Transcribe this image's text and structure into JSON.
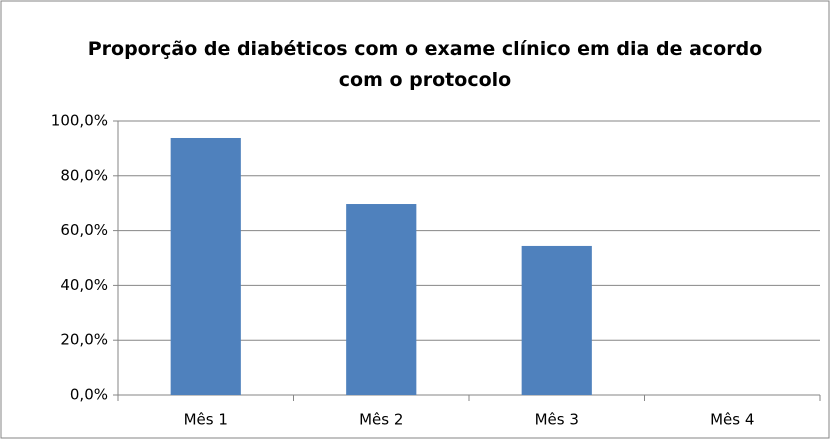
{
  "chart_data": {
    "type": "bar",
    "title": "Proporção de diabéticos com o exame clínico em dia de acordo com o protocolo",
    "categories": [
      "Mês 1",
      "Mês 2",
      "Mês 3",
      "Mês 4"
    ],
    "values": [
      93.8,
      69.7,
      54.4,
      0
    ],
    "color": "#4f81bd",
    "ylim": [
      0,
      100
    ],
    "yticks": [
      {
        "value": 0,
        "label": "0,0%"
      },
      {
        "value": 20,
        "label": "20,0%"
      },
      {
        "value": 40,
        "label": "40,0%"
      },
      {
        "value": 60,
        "label": "60,0%"
      },
      {
        "value": 80,
        "label": "80,0%"
      },
      {
        "value": 100,
        "label": "100,0%"
      }
    ],
    "grid": true
  }
}
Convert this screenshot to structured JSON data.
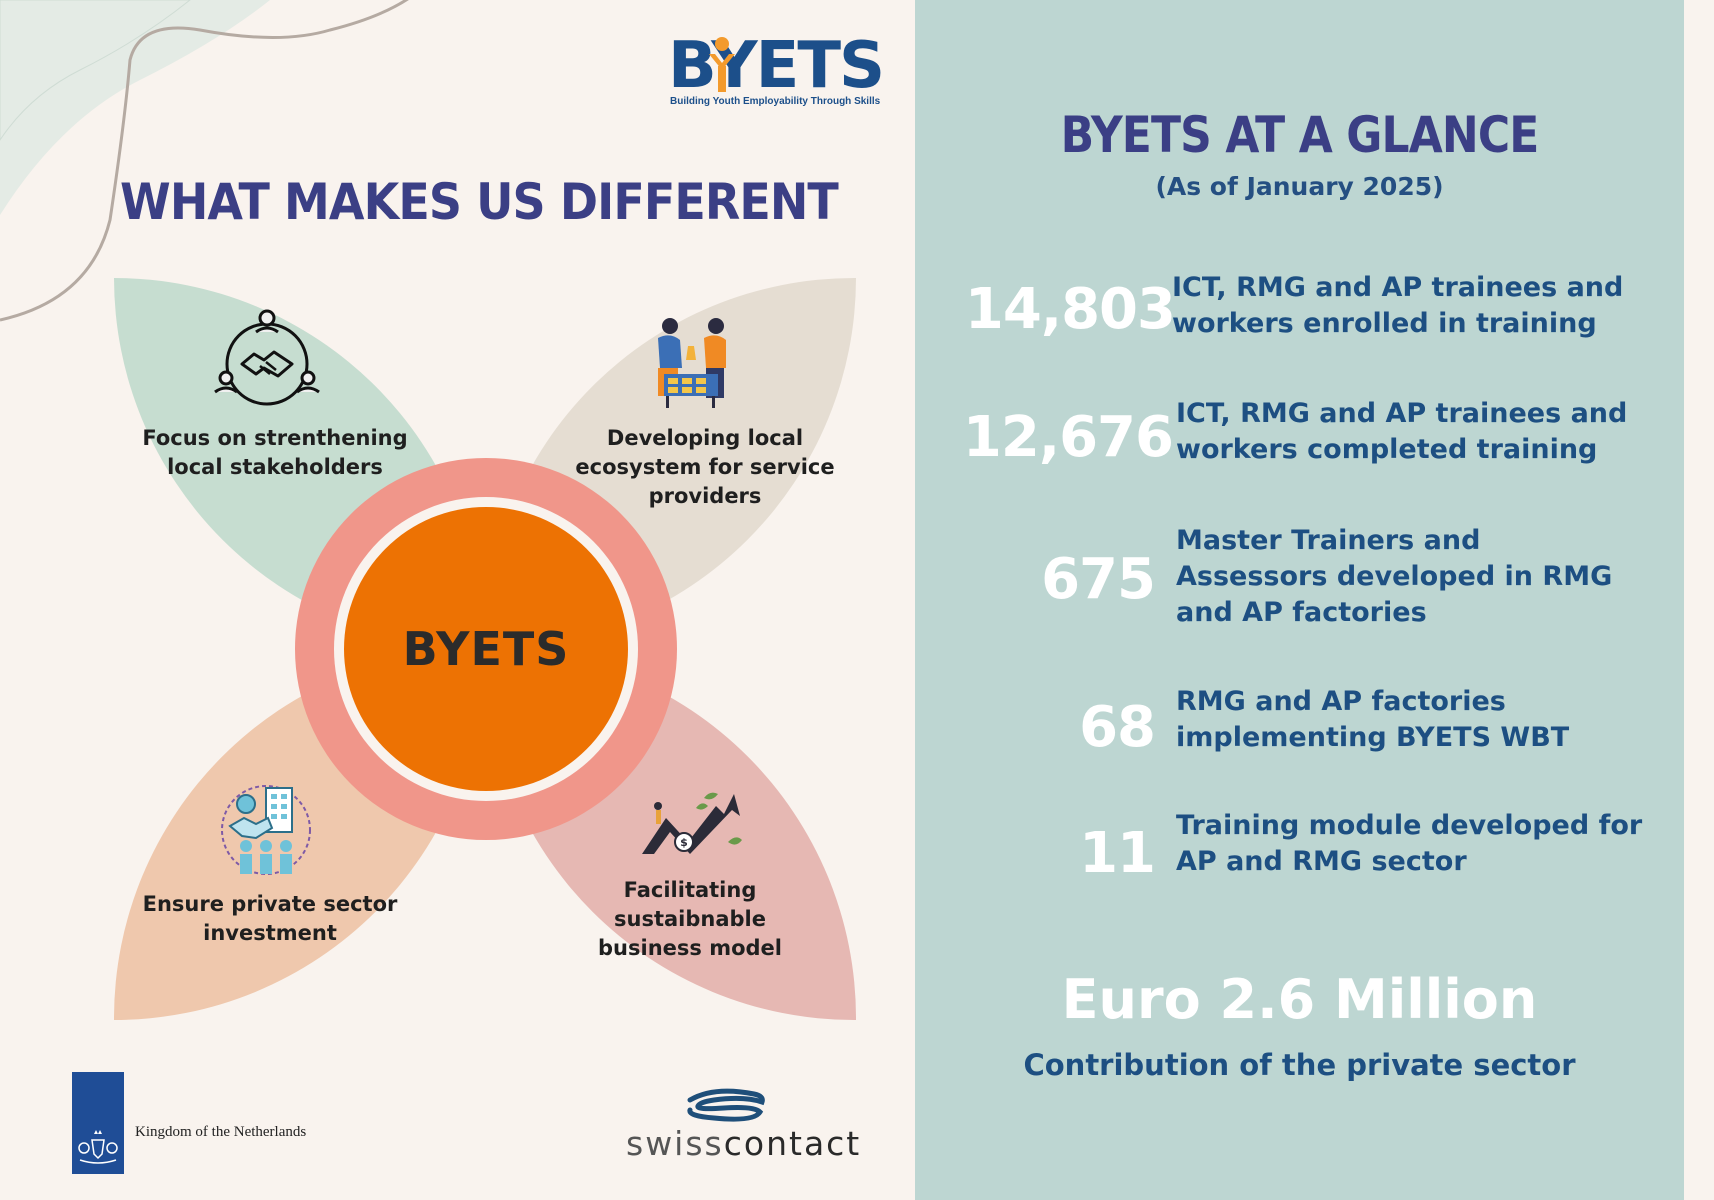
{
  "logo": {
    "wordmark": "BYETS",
    "tagline": "Building Youth Employability Through Skills"
  },
  "left": {
    "title": "WHAT MAKES US DIFFERENT",
    "center_label": "BYETS",
    "petals": [
      {
        "label": "Focus on strenthening local stakeholders",
        "icon": "handshake-network-icon"
      },
      {
        "label": "Developing local ecosystem for service providers",
        "icon": "people-exchange-icon"
      },
      {
        "label": "Ensure private sector investment",
        "icon": "investment-partnership-icon"
      },
      {
        "label": "Facilitating sustaibnable business model",
        "icon": "growth-arrow-icon"
      }
    ]
  },
  "right": {
    "title": "BYETS AT A GLANCE",
    "subtitle": "(As of January 2025)",
    "stats": [
      {
        "value": "14,803",
        "description": "ICT, RMG and AP trainees and workers enrolled in training"
      },
      {
        "value": "12,676",
        "description": "ICT, RMG and AP trainees and workers completed training"
      },
      {
        "value": "675",
        "description": "Master Trainers and Assessors developed in RMG and AP factories"
      },
      {
        "value": "68",
        "description": "RMG and AP factories implementing BYETS WBT"
      },
      {
        "value": "11",
        "description": "Training module developed for AP and RMG sector"
      }
    ],
    "highlight_value": "Euro 2.6  Million",
    "highlight_caption": "Contribution of the private sector"
  },
  "partners": {
    "netherlands": "Kingdom of the Netherlands",
    "swisscontact_light": "swiss",
    "swisscontact_bold": "contact"
  },
  "colors": {
    "navy": "#3b3f85",
    "blue": "#1d4f82",
    "orange": "#ed7203",
    "teal_panel": "#bdd6d2",
    "cream": "#f9f3ee"
  }
}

·····

DIRECTIONS | The records above are to be restated exactly, without their pictures.

WRITTEN RESPONSE |
Transcribe this image's text and structure into JSON.
{
  "chart_data": {
    "type": "bar",
    "title": "Proporção de diabéticos com o exame clínico em dia de acordo com o protocolo",
    "categories": [
      "Mês 1",
      "Mês 2",
      "Mês 3",
      "Mês 4"
    ],
    "values": [
      93.8,
      69.7,
      54.4,
      0
    ],
    "color": "#4f81bd",
    "ylim": [
      0,
      100
    ],
    "yticks": [
      {
        "value": 0,
        "label": "0,0%"
      },
      {
        "value": 20,
        "label": "20,0%"
      },
      {
        "value": 40,
        "label": "40,0%"
      },
      {
        "value": 60,
        "label": "60,0%"
      },
      {
        "value": 80,
        "label": "80,0%"
      },
      {
        "value": 100,
        "label": "100,0%"
      }
    ],
    "grid": true
  }
}
Convert this screenshot to structured JSON data.
{
  "logo": {
    "wordmark": "BYETS",
    "tagline": "Building Youth Employability Through Skills"
  },
  "left": {
    "title": "WHAT MAKES US DIFFERENT",
    "center_label": "BYETS",
    "petals": [
      {
        "label": "Focus on strenthening local stakeholders",
        "icon": "handshake-network-icon"
      },
      {
        "label": "Developing local ecosystem for service providers",
        "icon": "people-exchange-icon"
      },
      {
        "label": "Ensure private sector investment",
        "icon": "investment-partnership-icon"
      },
      {
        "label": "Facilitating sustaibnable business model",
        "icon": "growth-arrow-icon"
      }
    ]
  },
  "right": {
    "title": "BYETS AT A GLANCE",
    "subtitle": "(As of January 2025)",
    "stats": [
      {
        "value": "14,803",
        "description": "ICT, RMG and AP trainees and workers enrolled in training"
      },
      {
        "value": "12,676",
        "description": "ICT, RMG and AP trainees and workers completed training"
      },
      {
        "value": "675",
        "description": "Master Trainers and Assessors developed in RMG and AP factories"
      },
      {
        "value": "68",
        "description": "RMG and AP factories implementing BYETS WBT"
      },
      {
        "value": "11",
        "description": "Training module developed for AP and RMG sector"
      }
    ],
    "highlight_value": "Euro 2.6  Million",
    "highlight_caption": "Contribution of the private sector"
  },
  "partners": {
    "netherlands": "Kingdom of the Netherlands",
    "swisscontact_light": "swiss",
    "swisscontact_bold": "contact"
  },
  "colors": {
    "navy": "#3b3f85",
    "blue": "#1d4f82",
    "orange": "#ed7203",
    "teal_panel": "#bdd6d2",
    "cream": "#f9f3ee"
  }
}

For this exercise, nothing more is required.